Given instruction:
Make a tally of the lines in the records that include the string "detached", and give only that number.

Records shown:
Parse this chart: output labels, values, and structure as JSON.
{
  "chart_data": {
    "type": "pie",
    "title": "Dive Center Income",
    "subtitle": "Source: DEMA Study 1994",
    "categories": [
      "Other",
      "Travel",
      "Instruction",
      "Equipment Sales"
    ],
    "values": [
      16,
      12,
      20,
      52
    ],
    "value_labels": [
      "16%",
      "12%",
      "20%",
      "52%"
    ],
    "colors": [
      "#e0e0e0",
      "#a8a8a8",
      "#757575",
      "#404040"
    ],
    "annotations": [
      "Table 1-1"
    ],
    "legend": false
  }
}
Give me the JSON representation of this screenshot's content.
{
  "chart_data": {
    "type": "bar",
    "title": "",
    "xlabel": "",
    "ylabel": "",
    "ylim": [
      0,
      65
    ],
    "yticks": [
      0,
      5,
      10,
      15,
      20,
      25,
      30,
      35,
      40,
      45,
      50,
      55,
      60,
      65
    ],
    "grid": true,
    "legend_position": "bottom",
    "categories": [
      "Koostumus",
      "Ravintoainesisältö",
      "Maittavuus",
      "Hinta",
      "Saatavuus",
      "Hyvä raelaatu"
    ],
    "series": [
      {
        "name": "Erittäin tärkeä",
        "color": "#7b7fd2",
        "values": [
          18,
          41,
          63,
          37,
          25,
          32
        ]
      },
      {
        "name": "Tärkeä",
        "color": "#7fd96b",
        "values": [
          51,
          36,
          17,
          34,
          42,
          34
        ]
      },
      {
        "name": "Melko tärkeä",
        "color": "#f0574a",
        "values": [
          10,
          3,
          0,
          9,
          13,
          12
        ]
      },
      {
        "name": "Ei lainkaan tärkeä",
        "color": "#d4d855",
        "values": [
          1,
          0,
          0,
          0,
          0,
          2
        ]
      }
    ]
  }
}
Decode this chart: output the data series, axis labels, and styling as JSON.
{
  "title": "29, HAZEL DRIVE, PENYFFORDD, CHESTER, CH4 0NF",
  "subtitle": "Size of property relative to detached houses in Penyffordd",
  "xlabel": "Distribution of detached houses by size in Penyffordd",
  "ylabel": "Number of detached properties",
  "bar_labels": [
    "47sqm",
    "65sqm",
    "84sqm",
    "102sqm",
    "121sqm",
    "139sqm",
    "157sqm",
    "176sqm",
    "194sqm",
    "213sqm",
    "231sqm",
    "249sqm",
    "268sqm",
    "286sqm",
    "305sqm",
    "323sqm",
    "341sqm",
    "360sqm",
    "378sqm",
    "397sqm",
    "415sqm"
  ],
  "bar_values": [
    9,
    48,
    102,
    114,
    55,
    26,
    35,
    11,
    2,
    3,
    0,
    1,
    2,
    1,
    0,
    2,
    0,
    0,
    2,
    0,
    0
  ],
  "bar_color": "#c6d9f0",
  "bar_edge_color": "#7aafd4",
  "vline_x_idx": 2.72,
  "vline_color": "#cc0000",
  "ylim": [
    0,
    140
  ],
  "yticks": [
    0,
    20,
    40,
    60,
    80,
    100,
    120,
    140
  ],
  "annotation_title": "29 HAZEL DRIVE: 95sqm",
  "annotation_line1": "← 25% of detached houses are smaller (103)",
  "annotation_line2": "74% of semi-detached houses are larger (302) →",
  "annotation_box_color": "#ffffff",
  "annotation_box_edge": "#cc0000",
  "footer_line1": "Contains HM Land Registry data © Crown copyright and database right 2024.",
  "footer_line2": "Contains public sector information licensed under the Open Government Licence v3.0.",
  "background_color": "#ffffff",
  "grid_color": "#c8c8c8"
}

Solution for this exercise:
5